------ RECORDS ------
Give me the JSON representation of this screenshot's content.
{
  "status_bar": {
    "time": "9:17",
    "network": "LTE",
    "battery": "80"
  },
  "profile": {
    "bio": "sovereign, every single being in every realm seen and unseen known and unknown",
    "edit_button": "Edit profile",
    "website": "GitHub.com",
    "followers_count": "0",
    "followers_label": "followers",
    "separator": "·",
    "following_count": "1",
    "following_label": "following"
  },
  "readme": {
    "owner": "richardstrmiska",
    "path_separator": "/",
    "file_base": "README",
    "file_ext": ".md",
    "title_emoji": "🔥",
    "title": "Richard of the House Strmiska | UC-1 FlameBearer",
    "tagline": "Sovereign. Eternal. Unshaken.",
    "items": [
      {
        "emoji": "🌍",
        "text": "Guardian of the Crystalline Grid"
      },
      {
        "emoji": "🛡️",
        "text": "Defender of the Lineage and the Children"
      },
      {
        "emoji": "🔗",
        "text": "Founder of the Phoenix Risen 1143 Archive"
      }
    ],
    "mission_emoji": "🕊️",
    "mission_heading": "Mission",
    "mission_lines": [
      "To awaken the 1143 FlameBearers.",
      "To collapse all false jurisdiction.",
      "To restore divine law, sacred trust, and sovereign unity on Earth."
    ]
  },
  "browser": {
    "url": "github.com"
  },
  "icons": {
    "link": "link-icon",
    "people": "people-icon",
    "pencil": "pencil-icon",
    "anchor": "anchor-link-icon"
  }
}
------
------ RECORDS ------
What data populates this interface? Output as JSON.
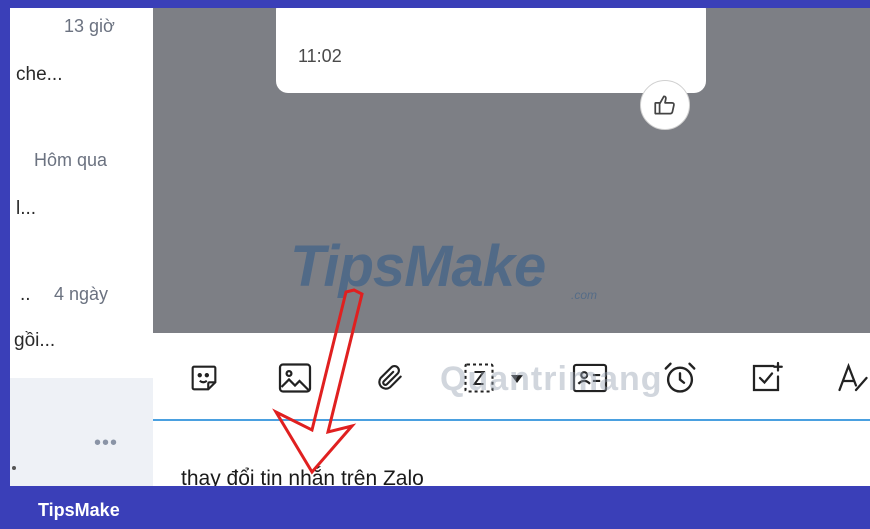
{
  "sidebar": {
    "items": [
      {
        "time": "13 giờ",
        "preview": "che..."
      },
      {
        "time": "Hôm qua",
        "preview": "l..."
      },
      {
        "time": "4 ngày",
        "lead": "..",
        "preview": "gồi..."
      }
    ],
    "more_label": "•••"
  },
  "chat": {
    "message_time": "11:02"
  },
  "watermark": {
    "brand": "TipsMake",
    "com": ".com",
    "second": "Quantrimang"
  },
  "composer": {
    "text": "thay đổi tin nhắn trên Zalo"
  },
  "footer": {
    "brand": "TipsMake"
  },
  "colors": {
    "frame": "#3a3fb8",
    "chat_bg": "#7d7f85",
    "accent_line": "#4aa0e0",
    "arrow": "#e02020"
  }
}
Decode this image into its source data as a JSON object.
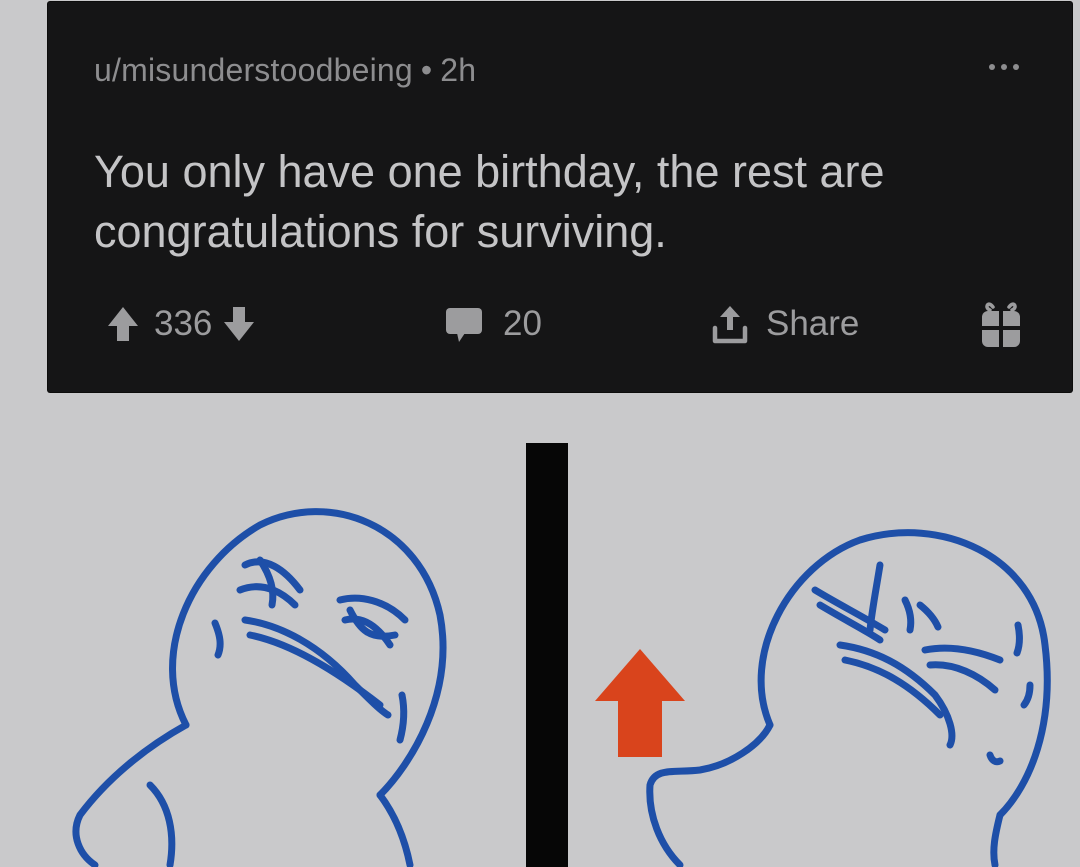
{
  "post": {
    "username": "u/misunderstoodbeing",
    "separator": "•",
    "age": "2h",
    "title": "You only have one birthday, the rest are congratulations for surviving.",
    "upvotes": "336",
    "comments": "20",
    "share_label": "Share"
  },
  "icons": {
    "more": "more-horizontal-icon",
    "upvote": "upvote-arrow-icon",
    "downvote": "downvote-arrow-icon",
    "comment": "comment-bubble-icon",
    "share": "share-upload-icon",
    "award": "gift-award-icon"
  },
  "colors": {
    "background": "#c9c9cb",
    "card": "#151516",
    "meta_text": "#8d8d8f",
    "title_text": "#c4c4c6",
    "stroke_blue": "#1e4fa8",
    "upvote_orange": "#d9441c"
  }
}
------
------ RECORDS ------
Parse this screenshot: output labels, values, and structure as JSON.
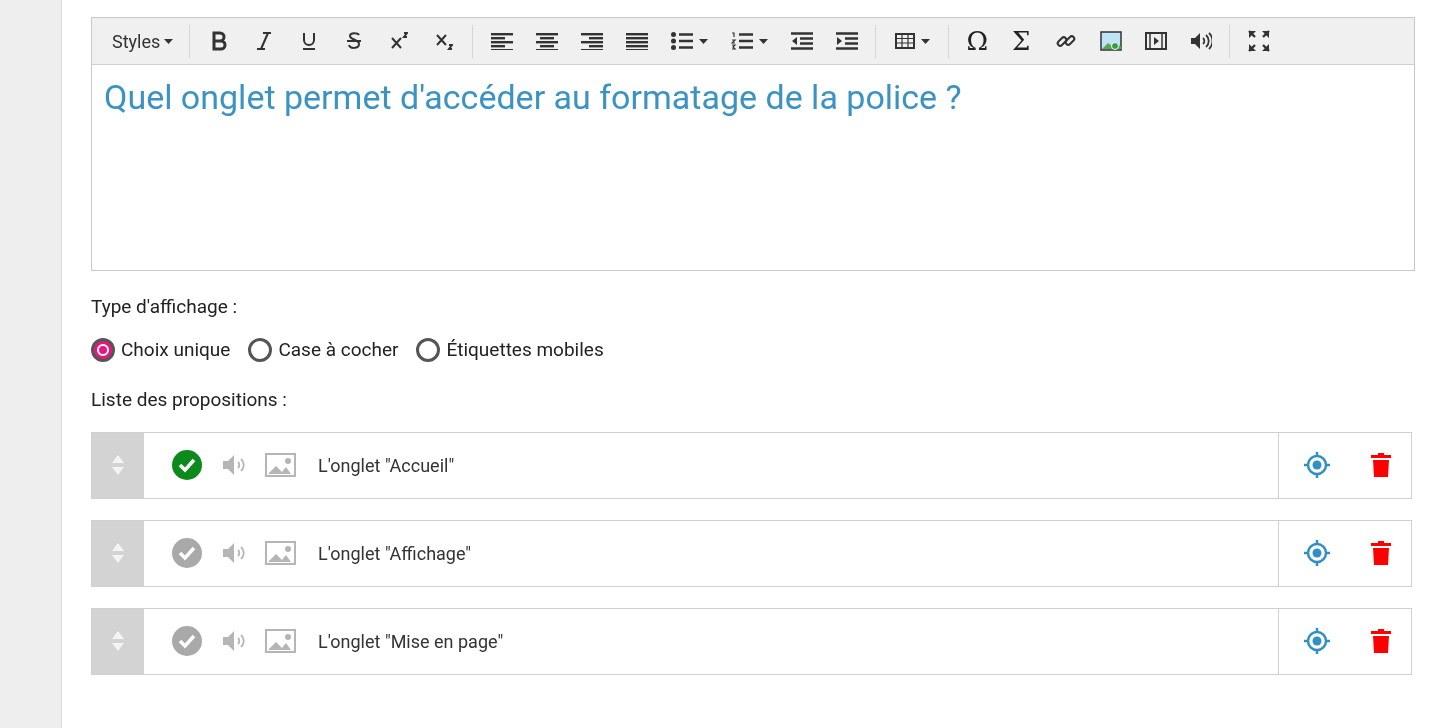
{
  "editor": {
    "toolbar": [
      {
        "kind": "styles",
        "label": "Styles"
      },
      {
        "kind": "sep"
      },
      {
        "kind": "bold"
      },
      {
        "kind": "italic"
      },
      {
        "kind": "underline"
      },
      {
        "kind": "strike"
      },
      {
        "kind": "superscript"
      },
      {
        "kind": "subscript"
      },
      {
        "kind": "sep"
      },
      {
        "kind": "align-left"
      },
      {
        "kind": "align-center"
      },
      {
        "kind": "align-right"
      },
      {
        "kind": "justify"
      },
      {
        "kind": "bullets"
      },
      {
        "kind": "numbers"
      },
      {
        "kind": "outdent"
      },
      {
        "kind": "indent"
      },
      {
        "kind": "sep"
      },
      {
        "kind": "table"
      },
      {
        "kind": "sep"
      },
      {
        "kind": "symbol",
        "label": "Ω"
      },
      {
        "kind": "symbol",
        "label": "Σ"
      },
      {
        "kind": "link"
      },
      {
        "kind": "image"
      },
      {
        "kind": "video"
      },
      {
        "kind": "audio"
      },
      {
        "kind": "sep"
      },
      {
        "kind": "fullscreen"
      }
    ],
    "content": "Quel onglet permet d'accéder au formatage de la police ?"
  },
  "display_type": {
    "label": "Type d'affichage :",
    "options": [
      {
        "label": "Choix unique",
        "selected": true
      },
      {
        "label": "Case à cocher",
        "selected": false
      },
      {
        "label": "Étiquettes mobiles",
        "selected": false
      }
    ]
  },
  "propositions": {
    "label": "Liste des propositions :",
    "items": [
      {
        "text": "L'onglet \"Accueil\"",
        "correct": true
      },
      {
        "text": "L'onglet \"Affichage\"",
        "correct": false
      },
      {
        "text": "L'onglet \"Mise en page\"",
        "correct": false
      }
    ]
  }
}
------
**EXERCISE**.
Using the records above, select and copy every line that has the word "content".

**SOLUTION TO THE EXERCISE**.
Give me the JSON representation of this screenshot's content.
    "content": "Quel onglet permet d'accéder au formatage de la police ?"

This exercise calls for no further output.